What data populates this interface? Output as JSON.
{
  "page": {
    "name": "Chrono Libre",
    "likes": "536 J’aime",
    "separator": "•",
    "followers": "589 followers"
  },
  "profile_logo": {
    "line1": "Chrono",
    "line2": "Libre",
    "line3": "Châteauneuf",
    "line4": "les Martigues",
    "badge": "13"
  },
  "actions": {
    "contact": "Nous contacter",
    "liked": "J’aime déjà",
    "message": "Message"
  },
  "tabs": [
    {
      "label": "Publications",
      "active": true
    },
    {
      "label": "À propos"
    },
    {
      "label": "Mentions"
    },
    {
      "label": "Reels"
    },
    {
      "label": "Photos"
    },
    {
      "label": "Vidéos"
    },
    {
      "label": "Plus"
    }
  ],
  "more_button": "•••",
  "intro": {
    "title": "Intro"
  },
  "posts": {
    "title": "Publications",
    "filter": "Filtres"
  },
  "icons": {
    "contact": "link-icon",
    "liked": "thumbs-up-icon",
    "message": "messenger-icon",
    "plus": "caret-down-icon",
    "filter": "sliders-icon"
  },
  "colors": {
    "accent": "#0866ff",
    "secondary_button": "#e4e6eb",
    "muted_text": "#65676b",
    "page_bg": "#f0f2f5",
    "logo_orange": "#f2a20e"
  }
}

+ + + + + + +

* _SET TASK_: Of all the lines above, how many contain "contact"? Give the number and nothing more.

* _OUTPUT BELOW_: 2